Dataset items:
▬▬▬▬▬▬▬▬▬▬
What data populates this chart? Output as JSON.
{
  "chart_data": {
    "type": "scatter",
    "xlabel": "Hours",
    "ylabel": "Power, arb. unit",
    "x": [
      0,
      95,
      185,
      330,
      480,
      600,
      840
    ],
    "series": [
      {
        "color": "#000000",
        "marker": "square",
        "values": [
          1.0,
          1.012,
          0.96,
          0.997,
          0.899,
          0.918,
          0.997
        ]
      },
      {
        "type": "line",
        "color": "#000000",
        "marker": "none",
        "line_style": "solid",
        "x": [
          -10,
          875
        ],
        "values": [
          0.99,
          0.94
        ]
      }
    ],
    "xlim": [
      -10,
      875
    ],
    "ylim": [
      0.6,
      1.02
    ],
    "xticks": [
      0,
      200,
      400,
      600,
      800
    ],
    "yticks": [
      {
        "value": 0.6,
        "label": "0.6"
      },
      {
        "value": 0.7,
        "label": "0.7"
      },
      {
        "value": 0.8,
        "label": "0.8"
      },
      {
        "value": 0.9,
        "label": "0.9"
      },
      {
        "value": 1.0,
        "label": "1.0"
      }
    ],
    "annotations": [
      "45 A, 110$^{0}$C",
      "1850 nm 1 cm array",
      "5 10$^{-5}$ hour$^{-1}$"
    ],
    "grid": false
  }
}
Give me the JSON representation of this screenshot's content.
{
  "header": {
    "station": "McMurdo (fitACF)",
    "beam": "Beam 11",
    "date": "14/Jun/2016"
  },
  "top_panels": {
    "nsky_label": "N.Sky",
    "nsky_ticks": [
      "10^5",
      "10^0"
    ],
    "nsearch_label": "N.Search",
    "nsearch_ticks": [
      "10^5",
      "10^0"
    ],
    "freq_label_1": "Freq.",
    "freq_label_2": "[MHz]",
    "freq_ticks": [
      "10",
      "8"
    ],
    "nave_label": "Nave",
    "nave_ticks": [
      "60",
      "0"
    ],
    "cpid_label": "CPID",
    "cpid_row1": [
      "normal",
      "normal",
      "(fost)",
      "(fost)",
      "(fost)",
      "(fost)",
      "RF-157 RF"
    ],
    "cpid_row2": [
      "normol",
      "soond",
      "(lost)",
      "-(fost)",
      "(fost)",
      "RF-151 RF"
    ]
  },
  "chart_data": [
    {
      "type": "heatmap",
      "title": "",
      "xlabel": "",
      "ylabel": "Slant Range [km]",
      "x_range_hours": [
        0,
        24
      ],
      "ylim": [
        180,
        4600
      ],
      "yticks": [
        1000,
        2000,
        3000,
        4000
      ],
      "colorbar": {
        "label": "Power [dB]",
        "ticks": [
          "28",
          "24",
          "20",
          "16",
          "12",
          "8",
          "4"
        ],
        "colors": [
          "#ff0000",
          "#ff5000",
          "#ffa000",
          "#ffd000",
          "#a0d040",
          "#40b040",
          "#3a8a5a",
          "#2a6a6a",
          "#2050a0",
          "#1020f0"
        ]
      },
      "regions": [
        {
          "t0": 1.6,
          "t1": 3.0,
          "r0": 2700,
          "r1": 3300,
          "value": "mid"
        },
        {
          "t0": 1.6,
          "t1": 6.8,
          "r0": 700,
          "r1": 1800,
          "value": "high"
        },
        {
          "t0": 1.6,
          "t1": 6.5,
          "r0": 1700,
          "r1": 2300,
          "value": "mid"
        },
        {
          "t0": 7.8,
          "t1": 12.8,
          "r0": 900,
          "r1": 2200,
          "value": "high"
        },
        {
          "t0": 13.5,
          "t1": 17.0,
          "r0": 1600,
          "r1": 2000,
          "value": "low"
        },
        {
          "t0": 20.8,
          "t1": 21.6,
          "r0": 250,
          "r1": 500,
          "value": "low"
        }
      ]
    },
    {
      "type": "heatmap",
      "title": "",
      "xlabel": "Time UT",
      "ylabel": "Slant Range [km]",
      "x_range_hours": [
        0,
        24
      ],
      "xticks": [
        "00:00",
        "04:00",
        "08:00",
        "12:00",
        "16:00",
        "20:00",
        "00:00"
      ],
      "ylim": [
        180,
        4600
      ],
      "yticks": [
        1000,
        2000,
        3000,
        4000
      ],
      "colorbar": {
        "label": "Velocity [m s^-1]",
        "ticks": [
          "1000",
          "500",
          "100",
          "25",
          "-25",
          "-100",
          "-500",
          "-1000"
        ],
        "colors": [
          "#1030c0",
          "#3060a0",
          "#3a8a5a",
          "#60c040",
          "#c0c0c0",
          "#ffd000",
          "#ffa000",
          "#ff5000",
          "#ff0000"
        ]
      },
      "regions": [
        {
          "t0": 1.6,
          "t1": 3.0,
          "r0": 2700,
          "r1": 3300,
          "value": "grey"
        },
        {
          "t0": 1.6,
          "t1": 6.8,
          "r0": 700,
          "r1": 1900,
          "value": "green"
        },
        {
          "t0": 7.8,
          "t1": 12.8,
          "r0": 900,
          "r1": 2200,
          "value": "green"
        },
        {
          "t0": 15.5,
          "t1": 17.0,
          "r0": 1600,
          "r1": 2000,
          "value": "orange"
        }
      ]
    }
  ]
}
▬▬▬▬▬▬▬▬▬▬
All lines of the data above that include the word "Power" must be shown.

    "ylabel": "Power, arb. unit",
        "label": "Power [dB]",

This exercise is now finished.